◆ **Exercise goal**:
Check each line below for the word "Size", and copy those that have it.

◆ **Given data**:
------------------------------

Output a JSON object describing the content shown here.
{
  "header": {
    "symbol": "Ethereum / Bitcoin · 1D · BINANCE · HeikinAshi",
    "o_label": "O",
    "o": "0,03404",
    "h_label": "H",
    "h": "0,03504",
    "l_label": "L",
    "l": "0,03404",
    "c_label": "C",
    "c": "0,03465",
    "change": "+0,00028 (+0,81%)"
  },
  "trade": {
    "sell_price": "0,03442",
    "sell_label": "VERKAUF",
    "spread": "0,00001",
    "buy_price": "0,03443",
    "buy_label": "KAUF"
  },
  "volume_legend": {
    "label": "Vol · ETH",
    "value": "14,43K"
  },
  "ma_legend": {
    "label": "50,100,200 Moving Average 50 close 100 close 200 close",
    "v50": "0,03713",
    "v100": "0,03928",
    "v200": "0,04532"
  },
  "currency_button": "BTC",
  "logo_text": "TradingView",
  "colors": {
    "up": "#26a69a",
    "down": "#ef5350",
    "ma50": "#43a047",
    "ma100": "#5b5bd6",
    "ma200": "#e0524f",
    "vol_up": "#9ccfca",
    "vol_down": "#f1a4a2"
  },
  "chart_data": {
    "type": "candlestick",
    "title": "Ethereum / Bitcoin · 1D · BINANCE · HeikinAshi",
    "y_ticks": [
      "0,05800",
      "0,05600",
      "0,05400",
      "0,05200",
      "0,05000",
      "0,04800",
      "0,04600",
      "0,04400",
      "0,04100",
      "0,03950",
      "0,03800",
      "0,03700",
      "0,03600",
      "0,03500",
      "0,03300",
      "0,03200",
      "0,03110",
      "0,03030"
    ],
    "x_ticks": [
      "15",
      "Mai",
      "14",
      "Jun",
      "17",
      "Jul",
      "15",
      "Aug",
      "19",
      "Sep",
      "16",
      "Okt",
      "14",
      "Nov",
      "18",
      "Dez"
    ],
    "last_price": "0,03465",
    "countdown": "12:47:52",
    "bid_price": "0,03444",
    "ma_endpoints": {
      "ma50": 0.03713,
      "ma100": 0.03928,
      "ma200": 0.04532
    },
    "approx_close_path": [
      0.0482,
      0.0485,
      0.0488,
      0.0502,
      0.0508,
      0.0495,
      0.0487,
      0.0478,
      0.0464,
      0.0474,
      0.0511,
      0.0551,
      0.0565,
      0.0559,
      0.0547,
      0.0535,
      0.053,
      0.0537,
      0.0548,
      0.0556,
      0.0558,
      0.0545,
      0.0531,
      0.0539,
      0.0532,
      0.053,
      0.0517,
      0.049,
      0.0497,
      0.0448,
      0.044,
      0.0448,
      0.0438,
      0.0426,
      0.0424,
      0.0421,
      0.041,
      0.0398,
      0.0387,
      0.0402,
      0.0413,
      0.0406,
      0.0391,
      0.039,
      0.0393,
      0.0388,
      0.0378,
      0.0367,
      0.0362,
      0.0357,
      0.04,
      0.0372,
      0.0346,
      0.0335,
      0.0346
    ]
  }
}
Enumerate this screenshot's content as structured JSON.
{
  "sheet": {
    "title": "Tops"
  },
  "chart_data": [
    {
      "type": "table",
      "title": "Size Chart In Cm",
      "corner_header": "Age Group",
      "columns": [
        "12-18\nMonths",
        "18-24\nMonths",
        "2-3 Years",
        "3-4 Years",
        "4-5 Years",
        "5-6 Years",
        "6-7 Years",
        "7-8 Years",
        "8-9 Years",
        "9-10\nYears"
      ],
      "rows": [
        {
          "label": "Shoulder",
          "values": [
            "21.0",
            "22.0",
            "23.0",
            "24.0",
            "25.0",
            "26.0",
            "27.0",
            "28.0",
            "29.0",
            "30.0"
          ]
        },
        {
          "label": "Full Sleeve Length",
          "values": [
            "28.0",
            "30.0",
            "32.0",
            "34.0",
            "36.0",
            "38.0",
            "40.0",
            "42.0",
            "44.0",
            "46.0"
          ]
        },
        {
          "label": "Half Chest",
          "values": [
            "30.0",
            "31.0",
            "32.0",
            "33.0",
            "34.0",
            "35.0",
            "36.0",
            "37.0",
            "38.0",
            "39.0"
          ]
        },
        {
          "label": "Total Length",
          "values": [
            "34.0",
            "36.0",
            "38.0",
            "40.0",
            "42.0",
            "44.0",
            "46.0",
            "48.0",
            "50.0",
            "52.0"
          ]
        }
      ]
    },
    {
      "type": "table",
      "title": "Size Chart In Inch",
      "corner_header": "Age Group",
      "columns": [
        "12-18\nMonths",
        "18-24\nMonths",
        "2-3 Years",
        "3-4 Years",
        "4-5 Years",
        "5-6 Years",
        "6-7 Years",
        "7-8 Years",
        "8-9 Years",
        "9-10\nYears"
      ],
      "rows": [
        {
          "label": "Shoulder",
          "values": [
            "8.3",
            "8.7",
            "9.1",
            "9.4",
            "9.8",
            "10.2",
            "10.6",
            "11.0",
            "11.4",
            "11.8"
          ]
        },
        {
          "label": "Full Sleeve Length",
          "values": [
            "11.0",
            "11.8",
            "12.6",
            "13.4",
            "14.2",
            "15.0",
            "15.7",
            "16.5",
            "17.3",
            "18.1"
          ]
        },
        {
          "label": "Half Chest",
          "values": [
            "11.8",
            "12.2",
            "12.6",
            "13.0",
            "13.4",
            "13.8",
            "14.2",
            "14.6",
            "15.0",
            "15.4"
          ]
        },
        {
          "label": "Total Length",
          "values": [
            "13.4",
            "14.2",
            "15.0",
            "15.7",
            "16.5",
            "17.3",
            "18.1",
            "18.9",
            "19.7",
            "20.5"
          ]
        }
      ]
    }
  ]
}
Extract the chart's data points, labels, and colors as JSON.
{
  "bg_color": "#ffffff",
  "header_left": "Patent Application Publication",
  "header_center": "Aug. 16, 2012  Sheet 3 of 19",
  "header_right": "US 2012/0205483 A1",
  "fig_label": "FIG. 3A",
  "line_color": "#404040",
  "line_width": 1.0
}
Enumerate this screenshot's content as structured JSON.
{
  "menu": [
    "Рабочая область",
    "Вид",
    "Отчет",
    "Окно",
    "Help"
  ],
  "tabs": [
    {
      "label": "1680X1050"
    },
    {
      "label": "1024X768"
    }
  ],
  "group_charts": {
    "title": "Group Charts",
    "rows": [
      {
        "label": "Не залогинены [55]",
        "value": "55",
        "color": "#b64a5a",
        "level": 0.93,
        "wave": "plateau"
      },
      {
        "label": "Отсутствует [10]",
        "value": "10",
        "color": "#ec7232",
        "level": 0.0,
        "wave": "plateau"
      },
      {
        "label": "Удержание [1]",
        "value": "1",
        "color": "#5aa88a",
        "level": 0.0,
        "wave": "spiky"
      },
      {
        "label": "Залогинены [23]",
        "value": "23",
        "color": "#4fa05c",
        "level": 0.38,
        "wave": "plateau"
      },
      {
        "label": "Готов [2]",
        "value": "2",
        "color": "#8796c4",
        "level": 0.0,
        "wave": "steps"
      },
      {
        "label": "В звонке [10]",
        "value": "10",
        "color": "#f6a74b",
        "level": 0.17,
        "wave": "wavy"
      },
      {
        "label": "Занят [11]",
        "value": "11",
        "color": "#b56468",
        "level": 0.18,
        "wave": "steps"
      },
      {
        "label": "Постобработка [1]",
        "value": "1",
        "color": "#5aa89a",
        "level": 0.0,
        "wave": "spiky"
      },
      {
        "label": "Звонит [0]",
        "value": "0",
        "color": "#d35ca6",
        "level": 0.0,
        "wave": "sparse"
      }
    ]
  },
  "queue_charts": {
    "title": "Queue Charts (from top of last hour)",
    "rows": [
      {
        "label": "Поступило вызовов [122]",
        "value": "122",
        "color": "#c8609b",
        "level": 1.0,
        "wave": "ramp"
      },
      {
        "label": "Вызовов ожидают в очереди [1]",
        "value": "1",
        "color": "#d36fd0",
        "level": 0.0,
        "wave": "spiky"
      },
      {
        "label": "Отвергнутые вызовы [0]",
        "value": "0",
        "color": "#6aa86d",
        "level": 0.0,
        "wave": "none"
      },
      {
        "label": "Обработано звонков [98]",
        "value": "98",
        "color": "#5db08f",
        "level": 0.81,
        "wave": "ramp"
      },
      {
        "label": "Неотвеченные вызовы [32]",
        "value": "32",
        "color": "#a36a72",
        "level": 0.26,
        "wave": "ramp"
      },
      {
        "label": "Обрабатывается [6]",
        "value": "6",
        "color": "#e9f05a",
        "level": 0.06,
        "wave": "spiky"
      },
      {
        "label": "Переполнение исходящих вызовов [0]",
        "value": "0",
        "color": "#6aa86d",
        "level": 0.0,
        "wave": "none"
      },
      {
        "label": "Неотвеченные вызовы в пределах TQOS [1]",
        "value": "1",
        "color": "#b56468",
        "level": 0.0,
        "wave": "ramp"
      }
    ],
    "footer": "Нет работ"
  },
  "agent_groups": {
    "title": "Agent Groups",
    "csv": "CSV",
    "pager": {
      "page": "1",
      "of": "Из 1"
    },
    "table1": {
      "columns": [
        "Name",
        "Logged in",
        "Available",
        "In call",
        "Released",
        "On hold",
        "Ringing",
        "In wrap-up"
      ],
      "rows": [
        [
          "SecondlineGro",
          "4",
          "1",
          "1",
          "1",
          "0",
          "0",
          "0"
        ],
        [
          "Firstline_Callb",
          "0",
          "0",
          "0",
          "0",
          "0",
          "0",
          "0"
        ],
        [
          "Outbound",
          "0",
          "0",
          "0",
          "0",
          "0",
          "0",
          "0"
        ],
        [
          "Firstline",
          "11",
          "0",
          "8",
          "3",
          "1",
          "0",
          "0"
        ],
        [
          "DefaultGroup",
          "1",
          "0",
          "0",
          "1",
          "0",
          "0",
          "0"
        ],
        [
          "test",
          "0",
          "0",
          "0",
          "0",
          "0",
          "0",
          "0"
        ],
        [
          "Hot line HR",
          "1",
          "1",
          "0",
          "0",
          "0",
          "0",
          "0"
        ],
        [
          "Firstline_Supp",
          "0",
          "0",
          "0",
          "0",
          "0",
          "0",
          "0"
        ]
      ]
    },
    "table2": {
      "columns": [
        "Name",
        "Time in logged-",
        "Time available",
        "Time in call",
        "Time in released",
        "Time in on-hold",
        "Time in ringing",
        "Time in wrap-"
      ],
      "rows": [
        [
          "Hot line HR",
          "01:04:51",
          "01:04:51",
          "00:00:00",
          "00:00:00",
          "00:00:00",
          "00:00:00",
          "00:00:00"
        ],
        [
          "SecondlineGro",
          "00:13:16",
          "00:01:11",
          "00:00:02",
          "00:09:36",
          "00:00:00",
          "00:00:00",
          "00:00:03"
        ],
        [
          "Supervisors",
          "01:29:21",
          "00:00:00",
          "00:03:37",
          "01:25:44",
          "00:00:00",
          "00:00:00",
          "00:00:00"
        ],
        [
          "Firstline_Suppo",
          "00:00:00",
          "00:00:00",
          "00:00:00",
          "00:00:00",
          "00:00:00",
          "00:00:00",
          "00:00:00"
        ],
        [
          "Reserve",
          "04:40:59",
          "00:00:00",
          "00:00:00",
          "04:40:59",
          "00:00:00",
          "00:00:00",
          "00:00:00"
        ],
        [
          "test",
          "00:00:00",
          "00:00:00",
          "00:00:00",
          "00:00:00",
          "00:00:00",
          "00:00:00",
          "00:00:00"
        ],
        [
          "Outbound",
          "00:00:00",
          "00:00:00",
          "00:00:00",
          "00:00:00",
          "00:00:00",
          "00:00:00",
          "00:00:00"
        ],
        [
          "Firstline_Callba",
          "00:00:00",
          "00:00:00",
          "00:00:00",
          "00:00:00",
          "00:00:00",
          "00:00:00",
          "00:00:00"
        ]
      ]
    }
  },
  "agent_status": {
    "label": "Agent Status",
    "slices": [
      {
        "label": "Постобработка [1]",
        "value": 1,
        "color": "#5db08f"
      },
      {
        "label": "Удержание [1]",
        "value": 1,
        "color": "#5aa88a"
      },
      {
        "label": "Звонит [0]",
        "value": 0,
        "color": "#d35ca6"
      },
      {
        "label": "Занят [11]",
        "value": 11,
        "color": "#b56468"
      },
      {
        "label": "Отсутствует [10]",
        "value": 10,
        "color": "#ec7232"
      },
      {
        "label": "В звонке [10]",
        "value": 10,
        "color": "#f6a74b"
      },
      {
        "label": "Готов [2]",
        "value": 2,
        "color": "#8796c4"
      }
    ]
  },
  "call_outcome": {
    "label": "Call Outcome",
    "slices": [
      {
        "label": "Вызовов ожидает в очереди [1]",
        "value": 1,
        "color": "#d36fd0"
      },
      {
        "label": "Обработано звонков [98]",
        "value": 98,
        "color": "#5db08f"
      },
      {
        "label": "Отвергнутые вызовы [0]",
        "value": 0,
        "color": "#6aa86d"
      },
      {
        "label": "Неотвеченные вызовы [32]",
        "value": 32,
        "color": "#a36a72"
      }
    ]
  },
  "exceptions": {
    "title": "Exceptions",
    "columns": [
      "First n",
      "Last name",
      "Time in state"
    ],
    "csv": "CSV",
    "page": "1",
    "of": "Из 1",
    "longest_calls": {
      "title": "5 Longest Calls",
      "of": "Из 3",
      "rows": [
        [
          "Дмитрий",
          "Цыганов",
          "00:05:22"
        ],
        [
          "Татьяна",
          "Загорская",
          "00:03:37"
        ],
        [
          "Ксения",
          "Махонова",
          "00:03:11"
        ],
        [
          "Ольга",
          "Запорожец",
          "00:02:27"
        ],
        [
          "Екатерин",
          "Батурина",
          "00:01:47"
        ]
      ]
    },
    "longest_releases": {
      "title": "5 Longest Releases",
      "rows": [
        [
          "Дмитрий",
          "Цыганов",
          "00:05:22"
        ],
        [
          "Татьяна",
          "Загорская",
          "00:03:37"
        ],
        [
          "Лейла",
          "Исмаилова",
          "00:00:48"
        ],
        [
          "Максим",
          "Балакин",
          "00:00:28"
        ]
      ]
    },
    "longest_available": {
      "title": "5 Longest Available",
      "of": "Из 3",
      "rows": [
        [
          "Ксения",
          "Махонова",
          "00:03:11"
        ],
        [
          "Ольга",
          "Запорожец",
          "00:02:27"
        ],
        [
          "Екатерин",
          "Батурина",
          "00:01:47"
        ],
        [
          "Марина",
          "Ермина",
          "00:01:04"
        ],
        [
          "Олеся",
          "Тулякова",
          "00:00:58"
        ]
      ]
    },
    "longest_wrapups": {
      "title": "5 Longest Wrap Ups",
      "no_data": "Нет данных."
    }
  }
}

------------------------------

◆ **Solution**:
      "title": "Size Chart In Cm",
      "title": "Size Chart In Inch",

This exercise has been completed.